Every record must be transcribed in its entirety, apart from the images, which are to be omitted.

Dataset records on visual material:
┄┄┄┄┄┄┄┄┄┄┄┄┄┄┄┄┄┄┄┄

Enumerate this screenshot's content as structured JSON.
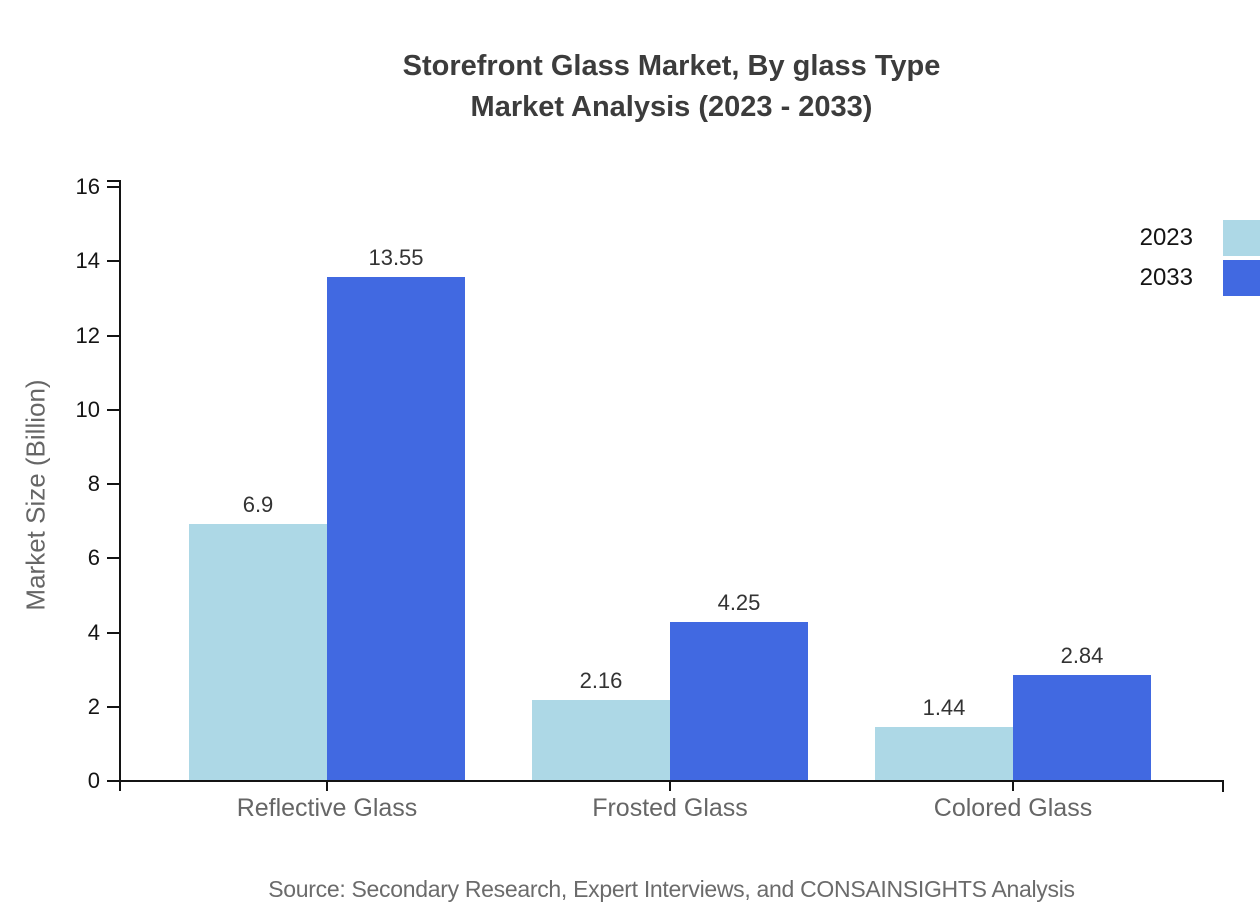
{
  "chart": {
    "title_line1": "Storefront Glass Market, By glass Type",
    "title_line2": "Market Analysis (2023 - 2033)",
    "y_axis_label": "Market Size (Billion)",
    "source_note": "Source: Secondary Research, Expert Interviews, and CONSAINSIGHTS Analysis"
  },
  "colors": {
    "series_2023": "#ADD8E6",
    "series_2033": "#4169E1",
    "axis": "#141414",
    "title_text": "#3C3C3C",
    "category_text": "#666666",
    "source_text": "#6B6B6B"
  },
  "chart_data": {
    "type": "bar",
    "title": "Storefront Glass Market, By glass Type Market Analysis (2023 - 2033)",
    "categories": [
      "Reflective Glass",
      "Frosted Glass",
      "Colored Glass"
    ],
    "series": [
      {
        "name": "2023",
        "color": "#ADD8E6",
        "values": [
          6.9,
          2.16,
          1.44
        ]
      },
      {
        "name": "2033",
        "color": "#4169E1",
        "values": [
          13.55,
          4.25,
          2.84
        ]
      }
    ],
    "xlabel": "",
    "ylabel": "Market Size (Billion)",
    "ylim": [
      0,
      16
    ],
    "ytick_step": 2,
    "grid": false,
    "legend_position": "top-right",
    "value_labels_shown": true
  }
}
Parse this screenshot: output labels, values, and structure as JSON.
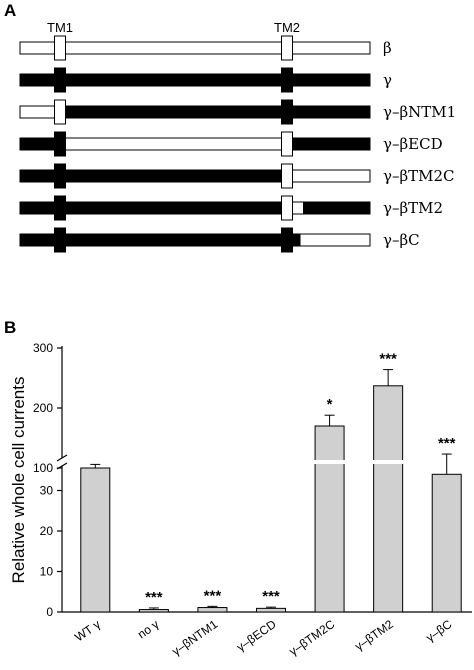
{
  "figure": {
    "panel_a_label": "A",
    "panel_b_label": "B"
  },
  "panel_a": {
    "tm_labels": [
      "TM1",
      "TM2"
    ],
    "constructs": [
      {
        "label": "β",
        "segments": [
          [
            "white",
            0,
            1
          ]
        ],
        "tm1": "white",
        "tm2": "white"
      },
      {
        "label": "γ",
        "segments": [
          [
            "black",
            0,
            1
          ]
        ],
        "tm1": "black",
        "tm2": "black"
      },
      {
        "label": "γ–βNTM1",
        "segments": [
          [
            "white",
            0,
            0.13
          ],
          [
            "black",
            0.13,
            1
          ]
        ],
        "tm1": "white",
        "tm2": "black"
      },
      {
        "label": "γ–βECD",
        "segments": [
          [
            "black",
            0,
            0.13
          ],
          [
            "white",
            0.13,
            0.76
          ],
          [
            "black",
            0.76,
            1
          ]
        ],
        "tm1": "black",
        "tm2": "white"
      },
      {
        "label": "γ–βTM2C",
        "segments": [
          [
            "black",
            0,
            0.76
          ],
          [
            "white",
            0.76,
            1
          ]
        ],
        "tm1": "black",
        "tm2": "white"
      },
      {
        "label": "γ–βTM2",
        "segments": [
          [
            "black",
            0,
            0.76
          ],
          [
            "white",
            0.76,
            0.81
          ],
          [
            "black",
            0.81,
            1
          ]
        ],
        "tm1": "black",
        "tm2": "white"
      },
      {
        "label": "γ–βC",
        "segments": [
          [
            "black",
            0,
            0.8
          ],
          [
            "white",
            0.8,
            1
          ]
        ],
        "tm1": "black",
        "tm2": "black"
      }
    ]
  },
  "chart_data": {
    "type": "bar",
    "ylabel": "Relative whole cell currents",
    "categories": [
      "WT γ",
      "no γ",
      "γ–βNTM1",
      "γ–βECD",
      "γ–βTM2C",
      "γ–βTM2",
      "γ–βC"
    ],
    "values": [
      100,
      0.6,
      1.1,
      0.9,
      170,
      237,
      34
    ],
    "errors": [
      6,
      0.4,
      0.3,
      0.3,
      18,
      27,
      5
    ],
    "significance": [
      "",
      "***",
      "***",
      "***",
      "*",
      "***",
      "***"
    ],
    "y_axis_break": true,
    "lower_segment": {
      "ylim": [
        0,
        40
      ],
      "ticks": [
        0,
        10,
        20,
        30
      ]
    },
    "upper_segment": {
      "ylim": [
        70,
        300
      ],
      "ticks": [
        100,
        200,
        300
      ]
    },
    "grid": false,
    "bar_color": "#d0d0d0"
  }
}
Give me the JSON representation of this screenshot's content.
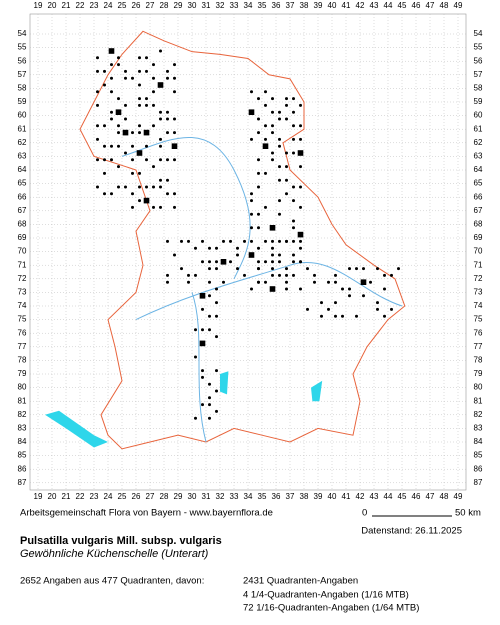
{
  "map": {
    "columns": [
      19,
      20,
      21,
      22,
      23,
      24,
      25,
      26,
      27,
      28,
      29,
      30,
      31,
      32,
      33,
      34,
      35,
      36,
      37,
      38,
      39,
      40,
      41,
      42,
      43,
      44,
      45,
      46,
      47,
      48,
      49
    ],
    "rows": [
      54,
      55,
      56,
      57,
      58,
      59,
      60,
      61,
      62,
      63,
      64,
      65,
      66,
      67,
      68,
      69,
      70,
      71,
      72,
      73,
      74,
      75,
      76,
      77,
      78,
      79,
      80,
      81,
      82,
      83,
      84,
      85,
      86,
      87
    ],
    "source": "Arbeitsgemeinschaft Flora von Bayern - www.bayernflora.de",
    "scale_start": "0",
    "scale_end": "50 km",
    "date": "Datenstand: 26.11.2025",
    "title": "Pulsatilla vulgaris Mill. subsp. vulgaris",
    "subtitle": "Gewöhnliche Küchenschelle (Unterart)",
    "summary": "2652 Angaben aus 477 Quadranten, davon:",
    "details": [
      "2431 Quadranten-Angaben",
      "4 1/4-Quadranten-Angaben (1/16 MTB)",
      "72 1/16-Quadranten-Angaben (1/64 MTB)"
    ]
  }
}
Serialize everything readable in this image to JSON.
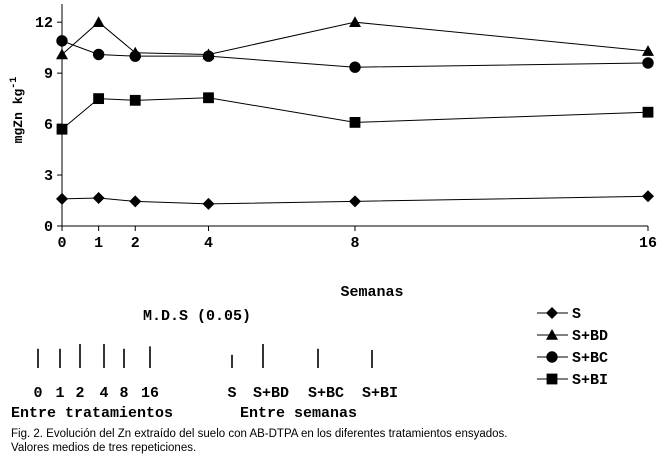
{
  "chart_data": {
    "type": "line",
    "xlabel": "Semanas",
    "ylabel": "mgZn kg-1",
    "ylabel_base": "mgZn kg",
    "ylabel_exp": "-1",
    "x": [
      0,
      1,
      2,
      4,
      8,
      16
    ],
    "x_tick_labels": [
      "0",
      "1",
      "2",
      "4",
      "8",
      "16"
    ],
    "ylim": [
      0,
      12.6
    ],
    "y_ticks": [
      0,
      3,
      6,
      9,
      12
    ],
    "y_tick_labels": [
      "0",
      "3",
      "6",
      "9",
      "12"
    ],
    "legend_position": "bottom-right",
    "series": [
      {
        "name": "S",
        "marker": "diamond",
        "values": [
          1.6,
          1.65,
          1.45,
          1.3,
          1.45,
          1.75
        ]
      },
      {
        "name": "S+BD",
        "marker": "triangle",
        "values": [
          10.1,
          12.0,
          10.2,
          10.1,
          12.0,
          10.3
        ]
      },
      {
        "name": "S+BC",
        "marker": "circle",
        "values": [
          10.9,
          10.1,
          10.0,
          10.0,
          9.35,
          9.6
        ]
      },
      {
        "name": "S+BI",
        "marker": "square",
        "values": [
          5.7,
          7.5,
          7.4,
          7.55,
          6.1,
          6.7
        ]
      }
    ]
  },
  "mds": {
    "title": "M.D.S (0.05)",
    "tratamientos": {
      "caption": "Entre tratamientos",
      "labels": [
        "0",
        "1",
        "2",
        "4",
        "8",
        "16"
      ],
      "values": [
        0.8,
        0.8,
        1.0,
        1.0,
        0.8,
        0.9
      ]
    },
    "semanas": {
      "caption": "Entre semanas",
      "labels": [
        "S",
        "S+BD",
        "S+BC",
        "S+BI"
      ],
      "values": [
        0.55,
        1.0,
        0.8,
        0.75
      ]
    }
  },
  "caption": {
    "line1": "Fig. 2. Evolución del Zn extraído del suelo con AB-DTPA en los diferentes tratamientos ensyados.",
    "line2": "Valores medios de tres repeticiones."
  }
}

┄┄┄┄┄┄┄┄┄┄┄┄┄┄┄┄┄┄┄┄

OUTPUT BELOW:
Enumerate this screenshot's content as structured JSON.
{
  "chart": {
    "title_line1": "Storefront Glass Market, By glass Type",
    "title_line2": "Market Analysis (2023 - 2033)",
    "y_axis_label": "Market Size (Billion)",
    "source_note": "Source: Secondary Research, Expert Interviews, and CONSAINSIGHTS Analysis"
  },
  "colors": {
    "series_2023": "#ADD8E6",
    "series_2033": "#4169E1",
    "axis": "#141414",
    "title_text": "#3C3C3C",
    "category_text": "#666666",
    "source_text": "#6B6B6B"
  },
  "chart_data": {
    "type": "bar",
    "title": "Storefront Glass Market, By glass Type Market Analysis (2023 - 2033)",
    "categories": [
      "Reflective Glass",
      "Frosted Glass",
      "Colored Glass"
    ],
    "series": [
      {
        "name": "2023",
        "color": "#ADD8E6",
        "values": [
          6.9,
          2.16,
          1.44
        ]
      },
      {
        "name": "2033",
        "color": "#4169E1",
        "values": [
          13.55,
          4.25,
          2.84
        ]
      }
    ],
    "xlabel": "",
    "ylabel": "Market Size (Billion)",
    "ylim": [
      0,
      16
    ],
    "ytick_step": 2,
    "grid": false,
    "legend_position": "top-right",
    "value_labels_shown": true
  }
}
Parse this screenshot: output labels, values, and structure as JSON.
{
  "figure": {
    "panel_a_label": "A",
    "panel_b_label": "B"
  },
  "panel_a": {
    "tm_labels": [
      "TM1",
      "TM2"
    ],
    "constructs": [
      {
        "label": "β",
        "segments": [
          [
            "white",
            0,
            1
          ]
        ],
        "tm1": "white",
        "tm2": "white"
      },
      {
        "label": "γ",
        "segments": [
          [
            "black",
            0,
            1
          ]
        ],
        "tm1": "black",
        "tm2": "black"
      },
      {
        "label": "γ–βNTM1",
        "segments": [
          [
            "white",
            0,
            0.13
          ],
          [
            "black",
            0.13,
            1
          ]
        ],
        "tm1": "white",
        "tm2": "black"
      },
      {
        "label": "γ–βECD",
        "segments": [
          [
            "black",
            0,
            0.13
          ],
          [
            "white",
            0.13,
            0.76
          ],
          [
            "black",
            0.76,
            1
          ]
        ],
        "tm1": "black",
        "tm2": "white"
      },
      {
        "label": "γ–βTM2C",
        "segments": [
          [
            "black",
            0,
            0.76
          ],
          [
            "white",
            0.76,
            1
          ]
        ],
        "tm1": "black",
        "tm2": "white"
      },
      {
        "label": "γ–βTM2",
        "segments": [
          [
            "black",
            0,
            0.76
          ],
          [
            "white",
            0.76,
            0.81
          ],
          [
            "black",
            0.81,
            1
          ]
        ],
        "tm1": "black",
        "tm2": "white"
      },
      {
        "label": "γ–βC",
        "segments": [
          [
            "black",
            0,
            0.8
          ],
          [
            "white",
            0.8,
            1
          ]
        ],
        "tm1": "black",
        "tm2": "black"
      }
    ]
  },
  "chart_data": {
    "type": "bar",
    "ylabel": "Relative whole cell currents",
    "categories": [
      "WT γ",
      "no γ",
      "γ–βNTM1",
      "γ–βECD",
      "γ–βTM2C",
      "γ–βTM2",
      "γ–βC"
    ],
    "values": [
      100,
      0.6,
      1.1,
      0.9,
      170,
      237,
      34
    ],
    "errors": [
      6,
      0.4,
      0.3,
      0.3,
      18,
      27,
      5
    ],
    "significance": [
      "",
      "***",
      "***",
      "***",
      "*",
      "***",
      "***"
    ],
    "y_axis_break": true,
    "lower_segment": {
      "ylim": [
        0,
        40
      ],
      "ticks": [
        0,
        10,
        20,
        30
      ]
    },
    "upper_segment": {
      "ylim": [
        70,
        300
      ],
      "ticks": [
        100,
        200,
        300
      ]
    },
    "grid": false,
    "bar_color": "#d0d0d0"
  }
}
Give me the JSON representation of this screenshot's content.
{
  "map": {
    "columns": [
      19,
      20,
      21,
      22,
      23,
      24,
      25,
      26,
      27,
      28,
      29,
      30,
      31,
      32,
      33,
      34,
      35,
      36,
      37,
      38,
      39,
      40,
      41,
      42,
      43,
      44,
      45,
      46,
      47,
      48,
      49
    ],
    "rows": [
      54,
      55,
      56,
      57,
      58,
      59,
      60,
      61,
      62,
      63,
      64,
      65,
      66,
      67,
      68,
      69,
      70,
      71,
      72,
      73,
      74,
      75,
      76,
      77,
      78,
      79,
      80,
      81,
      82,
      83,
      84,
      85,
      86,
      87
    ],
    "source": "Arbeitsgemeinschaft Flora von Bayern - www.bayernflora.de",
    "scale_start": "0",
    "scale_end": "50 km",
    "date": "Datenstand: 26.11.2025",
    "title": "Pulsatilla vulgaris Mill. subsp. vulgaris",
    "subtitle": "Gewöhnliche Küchenschelle (Unterart)",
    "summary": "2652 Angaben aus 477 Quadranten, davon:",
    "details": [
      "2431 Quadranten-Angaben",
      "4 1/4-Quadranten-Angaben (1/16 MTB)",
      "72 1/16-Quadranten-Angaben (1/64 MTB)"
    ]
  }
}
Serialize everything readable in this image to JSON.
{
  "chart_data": {
    "type": "line",
    "xlabel": "Semanas",
    "ylabel": "mgZn kg-1",
    "ylabel_base": "mgZn kg",
    "ylabel_exp": "-1",
    "x": [
      0,
      1,
      2,
      4,
      8,
      16
    ],
    "x_tick_labels": [
      "0",
      "1",
      "2",
      "4",
      "8",
      "16"
    ],
    "ylim": [
      0,
      12.6
    ],
    "y_ticks": [
      0,
      3,
      6,
      9,
      12
    ],
    "y_tick_labels": [
      "0",
      "3",
      "6",
      "9",
      "12"
    ],
    "legend_position": "bottom-right",
    "series": [
      {
        "name": "S",
        "marker": "diamond",
        "values": [
          1.6,
          1.65,
          1.45,
          1.3,
          1.45,
          1.75
        ]
      },
      {
        "name": "S+BD",
        "marker": "triangle",
        "values": [
          10.1,
          12.0,
          10.2,
          10.1,
          12.0,
          10.3
        ]
      },
      {
        "name": "S+BC",
        "marker": "circle",
        "values": [
          10.9,
          10.1,
          10.0,
          10.0,
          9.35,
          9.6
        ]
      },
      {
        "name": "S+BI",
        "marker": "square",
        "values": [
          5.7,
          7.5,
          7.4,
          7.55,
          6.1,
          6.7
        ]
      }
    ]
  },
  "mds": {
    "title": "M.D.S (0.05)",
    "tratamientos": {
      "caption": "Entre tratamientos",
      "labels": [
        "0",
        "1",
        "2",
        "4",
        "8",
        "16"
      ],
      "values": [
        0.8,
        0.8,
        1.0,
        1.0,
        0.8,
        0.9
      ]
    },
    "semanas": {
      "caption": "Entre semanas",
      "labels": [
        "S",
        "S+BD",
        "S+BC",
        "S+BI"
      ],
      "values": [
        0.55,
        1.0,
        0.8,
        0.75
      ]
    }
  },
  "caption": {
    "line1": "Fig. 2. Evolución del Zn extraído del suelo con AB-DTPA en los diferentes tratamientos ensyados.",
    "line2": "Valores medios de tres repeticiones."
  }
}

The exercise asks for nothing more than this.